EXTRACTED ENTRIES:

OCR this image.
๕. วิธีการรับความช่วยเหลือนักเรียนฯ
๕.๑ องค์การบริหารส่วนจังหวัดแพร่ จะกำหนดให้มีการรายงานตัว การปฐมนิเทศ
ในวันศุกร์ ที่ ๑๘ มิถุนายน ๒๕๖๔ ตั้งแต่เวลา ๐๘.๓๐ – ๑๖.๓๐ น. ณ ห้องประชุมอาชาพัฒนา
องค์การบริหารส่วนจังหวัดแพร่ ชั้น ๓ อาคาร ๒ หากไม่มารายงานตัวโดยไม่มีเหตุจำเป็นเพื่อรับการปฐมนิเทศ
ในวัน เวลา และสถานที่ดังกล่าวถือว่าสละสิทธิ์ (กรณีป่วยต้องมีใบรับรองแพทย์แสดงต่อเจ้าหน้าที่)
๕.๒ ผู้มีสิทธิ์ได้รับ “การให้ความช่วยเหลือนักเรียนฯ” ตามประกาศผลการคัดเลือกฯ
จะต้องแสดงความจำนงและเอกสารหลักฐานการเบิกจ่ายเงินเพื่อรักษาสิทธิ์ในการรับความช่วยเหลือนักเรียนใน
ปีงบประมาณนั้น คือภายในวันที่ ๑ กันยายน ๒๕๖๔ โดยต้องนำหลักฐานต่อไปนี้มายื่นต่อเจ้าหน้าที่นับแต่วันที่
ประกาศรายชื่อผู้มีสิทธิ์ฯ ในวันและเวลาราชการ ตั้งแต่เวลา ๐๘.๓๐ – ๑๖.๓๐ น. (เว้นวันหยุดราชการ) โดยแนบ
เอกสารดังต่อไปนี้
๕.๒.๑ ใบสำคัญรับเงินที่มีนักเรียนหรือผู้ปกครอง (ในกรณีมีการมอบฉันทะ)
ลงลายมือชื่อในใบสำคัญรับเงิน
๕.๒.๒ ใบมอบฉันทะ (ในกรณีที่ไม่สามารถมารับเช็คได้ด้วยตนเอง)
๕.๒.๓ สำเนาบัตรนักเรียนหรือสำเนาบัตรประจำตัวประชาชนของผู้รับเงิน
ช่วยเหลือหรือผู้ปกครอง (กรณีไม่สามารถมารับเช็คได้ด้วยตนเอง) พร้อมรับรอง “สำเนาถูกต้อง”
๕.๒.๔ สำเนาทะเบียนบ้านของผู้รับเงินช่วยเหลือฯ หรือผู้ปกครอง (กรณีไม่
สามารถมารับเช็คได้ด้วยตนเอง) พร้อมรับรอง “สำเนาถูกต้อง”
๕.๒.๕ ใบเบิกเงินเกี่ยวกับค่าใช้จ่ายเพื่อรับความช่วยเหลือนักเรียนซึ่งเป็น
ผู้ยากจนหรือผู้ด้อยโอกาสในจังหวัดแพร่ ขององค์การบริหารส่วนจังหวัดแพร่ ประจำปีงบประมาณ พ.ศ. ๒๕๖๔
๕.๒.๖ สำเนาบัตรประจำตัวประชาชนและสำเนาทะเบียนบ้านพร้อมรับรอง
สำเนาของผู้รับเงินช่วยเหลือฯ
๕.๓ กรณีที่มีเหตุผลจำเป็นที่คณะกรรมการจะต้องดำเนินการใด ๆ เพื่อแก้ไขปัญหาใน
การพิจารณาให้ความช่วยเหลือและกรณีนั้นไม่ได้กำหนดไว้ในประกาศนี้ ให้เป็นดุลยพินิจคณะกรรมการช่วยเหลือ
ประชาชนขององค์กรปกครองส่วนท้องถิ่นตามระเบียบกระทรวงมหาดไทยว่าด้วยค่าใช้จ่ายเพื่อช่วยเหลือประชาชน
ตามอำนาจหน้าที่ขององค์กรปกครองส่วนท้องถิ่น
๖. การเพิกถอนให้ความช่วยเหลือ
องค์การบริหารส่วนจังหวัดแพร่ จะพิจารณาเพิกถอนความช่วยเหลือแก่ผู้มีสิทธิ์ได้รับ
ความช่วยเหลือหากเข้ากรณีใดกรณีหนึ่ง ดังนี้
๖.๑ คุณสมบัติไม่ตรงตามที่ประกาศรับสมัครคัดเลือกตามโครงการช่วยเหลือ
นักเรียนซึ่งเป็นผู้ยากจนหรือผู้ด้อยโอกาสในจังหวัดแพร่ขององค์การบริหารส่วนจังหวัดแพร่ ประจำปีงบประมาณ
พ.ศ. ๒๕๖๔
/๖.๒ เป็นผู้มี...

STATED TASK: Count how many lines in the data above hold the string "สำเนาบ", and give the number with no other words.

RESULT OF THIS TASK: 2